* _Exercise aim_: Scan the following material for the string "Appareil" and copy each line in which it appears.

>>

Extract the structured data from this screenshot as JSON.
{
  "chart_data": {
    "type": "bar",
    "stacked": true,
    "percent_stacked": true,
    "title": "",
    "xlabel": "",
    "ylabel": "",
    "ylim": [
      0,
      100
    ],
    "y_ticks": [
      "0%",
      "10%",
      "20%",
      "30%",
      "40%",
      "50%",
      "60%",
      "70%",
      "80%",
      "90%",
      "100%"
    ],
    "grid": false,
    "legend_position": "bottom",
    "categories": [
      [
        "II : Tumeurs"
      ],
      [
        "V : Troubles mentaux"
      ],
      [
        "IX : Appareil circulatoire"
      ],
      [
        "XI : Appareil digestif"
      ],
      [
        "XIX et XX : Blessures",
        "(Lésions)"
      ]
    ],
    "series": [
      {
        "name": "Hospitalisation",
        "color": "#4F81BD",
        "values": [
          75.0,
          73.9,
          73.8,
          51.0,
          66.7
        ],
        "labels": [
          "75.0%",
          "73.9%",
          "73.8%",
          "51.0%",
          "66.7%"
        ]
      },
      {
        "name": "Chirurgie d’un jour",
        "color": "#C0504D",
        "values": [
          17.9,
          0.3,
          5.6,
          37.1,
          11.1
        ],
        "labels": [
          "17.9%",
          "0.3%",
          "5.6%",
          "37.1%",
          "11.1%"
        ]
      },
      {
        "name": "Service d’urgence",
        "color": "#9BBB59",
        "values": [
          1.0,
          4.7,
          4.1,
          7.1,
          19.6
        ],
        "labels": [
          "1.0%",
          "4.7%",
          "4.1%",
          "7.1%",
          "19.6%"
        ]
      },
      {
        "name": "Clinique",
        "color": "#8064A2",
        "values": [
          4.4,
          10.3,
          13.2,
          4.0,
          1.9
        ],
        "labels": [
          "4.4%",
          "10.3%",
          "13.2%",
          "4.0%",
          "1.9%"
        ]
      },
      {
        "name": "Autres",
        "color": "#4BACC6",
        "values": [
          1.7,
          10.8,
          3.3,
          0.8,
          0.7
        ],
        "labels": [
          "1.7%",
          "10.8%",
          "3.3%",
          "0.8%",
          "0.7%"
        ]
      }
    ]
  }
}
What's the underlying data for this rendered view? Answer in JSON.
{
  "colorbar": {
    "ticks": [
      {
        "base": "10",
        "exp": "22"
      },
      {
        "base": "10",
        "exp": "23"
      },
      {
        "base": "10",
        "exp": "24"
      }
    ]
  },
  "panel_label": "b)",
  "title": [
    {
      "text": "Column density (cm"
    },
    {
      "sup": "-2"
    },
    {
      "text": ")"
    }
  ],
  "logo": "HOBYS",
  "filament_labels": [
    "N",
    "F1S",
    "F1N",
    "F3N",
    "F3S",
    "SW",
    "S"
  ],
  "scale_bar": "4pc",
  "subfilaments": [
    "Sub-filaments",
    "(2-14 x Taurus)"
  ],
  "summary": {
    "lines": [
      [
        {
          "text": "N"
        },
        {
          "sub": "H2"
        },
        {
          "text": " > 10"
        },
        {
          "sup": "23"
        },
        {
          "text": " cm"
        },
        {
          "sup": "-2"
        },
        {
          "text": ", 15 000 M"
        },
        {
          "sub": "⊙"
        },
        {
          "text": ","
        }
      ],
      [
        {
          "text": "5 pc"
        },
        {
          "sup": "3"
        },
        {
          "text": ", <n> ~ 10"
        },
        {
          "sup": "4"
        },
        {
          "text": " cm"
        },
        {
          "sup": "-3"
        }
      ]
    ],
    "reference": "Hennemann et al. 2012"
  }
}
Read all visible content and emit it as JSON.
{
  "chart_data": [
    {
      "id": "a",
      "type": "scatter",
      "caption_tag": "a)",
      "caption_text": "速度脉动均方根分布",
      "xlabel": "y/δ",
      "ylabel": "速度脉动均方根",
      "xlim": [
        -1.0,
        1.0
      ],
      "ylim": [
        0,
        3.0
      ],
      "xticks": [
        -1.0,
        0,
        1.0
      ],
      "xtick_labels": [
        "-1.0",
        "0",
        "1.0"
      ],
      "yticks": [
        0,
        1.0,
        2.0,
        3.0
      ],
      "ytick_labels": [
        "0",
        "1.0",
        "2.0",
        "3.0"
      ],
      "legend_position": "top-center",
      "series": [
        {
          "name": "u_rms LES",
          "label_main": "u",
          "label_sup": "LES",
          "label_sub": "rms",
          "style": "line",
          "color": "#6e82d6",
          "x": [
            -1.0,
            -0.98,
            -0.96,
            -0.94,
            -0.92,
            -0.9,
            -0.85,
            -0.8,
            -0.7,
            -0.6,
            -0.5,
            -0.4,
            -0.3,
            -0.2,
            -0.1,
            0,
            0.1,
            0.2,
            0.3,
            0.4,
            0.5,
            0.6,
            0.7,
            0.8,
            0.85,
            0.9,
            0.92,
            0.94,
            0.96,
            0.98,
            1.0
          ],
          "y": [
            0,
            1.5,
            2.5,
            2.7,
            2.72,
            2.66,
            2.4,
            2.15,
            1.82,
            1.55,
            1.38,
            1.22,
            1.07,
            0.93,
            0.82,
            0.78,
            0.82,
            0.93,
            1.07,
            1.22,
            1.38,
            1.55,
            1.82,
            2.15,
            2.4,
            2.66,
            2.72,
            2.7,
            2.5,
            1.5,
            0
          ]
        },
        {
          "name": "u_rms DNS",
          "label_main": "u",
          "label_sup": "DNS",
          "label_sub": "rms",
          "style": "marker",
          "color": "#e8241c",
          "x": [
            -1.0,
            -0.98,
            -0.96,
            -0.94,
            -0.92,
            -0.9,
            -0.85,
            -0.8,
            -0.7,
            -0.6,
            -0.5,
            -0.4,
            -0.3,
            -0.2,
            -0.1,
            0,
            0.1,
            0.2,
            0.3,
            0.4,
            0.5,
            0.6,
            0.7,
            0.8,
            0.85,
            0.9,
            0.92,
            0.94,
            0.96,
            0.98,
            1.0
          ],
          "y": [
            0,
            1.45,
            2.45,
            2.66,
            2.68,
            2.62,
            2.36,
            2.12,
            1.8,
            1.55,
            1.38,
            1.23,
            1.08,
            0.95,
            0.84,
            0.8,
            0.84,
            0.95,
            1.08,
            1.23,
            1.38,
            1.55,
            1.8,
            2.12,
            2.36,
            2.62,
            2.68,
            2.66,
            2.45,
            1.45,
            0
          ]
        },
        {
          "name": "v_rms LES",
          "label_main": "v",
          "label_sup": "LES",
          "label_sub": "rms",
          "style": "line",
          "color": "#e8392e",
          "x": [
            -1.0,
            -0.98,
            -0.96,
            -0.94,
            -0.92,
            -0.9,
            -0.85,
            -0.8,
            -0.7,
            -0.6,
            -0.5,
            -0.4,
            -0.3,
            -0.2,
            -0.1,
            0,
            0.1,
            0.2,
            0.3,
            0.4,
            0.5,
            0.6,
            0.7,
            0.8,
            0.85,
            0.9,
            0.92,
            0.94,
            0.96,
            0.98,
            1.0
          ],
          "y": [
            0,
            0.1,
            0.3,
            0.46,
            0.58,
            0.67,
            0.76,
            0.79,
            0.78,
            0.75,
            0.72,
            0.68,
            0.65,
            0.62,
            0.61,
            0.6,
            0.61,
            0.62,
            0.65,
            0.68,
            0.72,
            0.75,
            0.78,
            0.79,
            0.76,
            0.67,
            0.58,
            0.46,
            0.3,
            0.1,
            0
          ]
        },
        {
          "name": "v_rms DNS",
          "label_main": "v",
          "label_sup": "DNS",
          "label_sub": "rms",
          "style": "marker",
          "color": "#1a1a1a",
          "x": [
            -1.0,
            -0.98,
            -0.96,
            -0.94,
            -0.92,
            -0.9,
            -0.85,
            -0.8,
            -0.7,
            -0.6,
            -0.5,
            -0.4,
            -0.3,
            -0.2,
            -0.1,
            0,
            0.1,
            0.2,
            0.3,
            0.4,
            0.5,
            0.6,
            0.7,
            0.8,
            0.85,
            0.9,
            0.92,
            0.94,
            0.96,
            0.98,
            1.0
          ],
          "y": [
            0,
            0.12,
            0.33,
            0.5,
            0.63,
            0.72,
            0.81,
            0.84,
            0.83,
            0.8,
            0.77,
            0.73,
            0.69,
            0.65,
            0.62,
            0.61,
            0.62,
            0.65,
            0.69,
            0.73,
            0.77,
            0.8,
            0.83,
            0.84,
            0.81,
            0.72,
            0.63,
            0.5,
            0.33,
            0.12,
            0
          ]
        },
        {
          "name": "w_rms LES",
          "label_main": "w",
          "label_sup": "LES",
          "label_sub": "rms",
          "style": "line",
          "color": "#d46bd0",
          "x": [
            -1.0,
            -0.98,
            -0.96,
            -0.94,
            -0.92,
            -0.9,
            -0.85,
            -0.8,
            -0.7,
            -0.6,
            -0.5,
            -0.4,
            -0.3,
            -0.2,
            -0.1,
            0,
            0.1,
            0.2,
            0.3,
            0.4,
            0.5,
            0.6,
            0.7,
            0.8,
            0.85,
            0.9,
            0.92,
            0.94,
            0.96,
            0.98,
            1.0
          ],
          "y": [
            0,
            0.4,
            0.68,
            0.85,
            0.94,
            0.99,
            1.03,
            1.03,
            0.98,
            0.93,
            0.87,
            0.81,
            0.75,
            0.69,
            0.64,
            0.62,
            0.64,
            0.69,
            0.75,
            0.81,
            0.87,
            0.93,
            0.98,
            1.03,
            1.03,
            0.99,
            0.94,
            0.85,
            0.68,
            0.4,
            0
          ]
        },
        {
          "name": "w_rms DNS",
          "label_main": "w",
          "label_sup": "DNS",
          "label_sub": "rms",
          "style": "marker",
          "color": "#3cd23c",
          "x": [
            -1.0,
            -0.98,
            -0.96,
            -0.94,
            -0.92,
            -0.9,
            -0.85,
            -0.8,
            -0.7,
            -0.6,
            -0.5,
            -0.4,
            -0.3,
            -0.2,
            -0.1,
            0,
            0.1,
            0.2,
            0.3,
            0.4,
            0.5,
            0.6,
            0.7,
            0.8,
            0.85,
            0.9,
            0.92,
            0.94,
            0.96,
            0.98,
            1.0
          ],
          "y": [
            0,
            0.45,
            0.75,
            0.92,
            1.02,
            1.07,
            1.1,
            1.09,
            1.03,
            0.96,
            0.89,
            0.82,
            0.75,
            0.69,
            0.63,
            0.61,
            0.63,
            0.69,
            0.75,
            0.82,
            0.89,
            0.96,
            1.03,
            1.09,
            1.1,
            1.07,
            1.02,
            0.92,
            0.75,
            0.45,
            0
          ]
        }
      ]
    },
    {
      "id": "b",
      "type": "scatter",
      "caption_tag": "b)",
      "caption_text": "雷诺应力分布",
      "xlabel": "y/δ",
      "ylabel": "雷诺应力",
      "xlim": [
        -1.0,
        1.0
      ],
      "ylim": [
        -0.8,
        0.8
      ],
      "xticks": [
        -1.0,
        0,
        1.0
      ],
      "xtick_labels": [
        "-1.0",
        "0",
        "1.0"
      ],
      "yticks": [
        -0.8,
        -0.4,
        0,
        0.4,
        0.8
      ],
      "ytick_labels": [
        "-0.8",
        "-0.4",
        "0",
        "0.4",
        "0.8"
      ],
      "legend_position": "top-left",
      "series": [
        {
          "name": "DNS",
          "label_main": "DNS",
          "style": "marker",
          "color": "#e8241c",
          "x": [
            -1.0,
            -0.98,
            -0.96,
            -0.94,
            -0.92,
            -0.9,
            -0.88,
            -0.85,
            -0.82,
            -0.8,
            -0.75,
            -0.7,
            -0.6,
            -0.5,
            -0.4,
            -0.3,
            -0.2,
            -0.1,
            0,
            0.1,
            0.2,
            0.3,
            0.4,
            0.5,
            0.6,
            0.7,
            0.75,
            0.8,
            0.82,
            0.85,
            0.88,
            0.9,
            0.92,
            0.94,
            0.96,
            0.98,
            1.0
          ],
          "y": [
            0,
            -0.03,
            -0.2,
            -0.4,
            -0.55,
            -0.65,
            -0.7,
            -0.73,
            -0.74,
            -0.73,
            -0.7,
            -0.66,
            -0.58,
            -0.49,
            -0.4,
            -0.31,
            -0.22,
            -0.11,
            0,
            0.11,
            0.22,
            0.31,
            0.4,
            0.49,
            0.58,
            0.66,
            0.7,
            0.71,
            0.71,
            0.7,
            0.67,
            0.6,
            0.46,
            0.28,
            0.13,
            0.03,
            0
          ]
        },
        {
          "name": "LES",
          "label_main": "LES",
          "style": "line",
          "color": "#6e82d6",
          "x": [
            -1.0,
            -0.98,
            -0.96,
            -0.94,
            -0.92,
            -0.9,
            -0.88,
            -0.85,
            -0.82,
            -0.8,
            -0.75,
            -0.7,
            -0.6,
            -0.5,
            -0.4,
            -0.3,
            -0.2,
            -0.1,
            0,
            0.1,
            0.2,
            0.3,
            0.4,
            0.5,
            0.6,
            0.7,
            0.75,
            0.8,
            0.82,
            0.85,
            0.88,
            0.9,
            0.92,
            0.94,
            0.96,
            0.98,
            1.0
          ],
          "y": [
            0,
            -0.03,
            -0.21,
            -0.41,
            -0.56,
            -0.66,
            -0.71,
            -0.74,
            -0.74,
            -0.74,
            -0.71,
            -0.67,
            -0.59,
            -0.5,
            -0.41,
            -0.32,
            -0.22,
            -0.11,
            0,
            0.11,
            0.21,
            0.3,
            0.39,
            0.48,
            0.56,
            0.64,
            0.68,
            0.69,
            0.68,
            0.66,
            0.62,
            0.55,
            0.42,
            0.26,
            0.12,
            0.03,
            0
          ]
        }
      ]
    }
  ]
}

<<

* _Expected output_:
        "IX : Appareil circulatoire"
        "XI : Appareil digestif"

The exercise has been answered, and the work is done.